Extracts from a graphics dataset
[start]

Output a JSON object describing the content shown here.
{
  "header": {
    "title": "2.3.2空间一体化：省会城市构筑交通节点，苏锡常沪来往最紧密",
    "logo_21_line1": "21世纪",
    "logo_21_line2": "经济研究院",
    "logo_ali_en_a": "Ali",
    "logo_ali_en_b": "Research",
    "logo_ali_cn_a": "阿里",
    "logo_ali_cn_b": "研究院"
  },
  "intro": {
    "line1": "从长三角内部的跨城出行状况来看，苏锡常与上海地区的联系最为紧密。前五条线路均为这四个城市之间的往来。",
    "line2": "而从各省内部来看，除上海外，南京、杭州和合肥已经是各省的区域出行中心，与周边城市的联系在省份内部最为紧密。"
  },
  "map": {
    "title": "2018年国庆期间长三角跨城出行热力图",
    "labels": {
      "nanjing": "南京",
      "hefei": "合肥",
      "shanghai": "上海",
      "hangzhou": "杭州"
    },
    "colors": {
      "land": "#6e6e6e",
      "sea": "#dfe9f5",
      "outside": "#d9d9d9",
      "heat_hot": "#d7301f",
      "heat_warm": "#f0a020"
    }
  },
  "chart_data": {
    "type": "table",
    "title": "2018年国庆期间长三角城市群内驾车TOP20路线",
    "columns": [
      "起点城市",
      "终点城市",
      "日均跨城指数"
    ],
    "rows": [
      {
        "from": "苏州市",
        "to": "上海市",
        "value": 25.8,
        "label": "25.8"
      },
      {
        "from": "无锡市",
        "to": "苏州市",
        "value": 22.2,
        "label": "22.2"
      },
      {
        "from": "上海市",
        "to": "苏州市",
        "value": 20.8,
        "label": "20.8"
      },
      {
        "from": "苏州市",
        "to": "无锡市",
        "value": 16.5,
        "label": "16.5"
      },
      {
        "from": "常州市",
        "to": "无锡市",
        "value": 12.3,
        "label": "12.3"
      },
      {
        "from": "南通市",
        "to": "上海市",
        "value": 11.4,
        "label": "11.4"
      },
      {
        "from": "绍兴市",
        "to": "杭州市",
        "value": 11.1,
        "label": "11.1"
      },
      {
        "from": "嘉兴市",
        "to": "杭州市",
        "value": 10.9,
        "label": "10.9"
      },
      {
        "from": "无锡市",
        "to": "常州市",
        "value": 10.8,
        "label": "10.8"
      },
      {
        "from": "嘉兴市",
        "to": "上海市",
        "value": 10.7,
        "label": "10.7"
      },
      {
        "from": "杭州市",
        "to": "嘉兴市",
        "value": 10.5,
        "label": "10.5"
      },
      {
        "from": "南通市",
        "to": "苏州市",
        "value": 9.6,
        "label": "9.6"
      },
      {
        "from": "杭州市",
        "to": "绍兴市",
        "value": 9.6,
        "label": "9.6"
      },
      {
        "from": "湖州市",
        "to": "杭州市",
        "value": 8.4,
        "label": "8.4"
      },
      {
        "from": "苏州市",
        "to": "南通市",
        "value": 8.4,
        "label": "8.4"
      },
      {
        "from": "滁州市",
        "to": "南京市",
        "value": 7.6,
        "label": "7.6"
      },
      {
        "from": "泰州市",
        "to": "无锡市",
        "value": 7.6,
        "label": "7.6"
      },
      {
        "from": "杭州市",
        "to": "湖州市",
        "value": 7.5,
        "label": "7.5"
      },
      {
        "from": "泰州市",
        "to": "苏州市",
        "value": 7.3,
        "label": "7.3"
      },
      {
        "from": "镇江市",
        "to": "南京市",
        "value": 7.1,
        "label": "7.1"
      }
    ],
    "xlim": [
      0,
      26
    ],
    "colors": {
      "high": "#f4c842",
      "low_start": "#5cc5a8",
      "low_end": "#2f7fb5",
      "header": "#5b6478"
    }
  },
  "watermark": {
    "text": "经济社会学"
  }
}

[end]

SHORT TASK: Gather each line of the records holding the string "title".

THE RESULT:
    "title": "2.3.2空间一体化：省会城市构筑交通节点，苏锡常沪来往最紧密",
    "title": "2018年国庆期间长三角跨城出行热力图",
    "title": "2018年国庆期间长三角城市群内驾车TOP20路线",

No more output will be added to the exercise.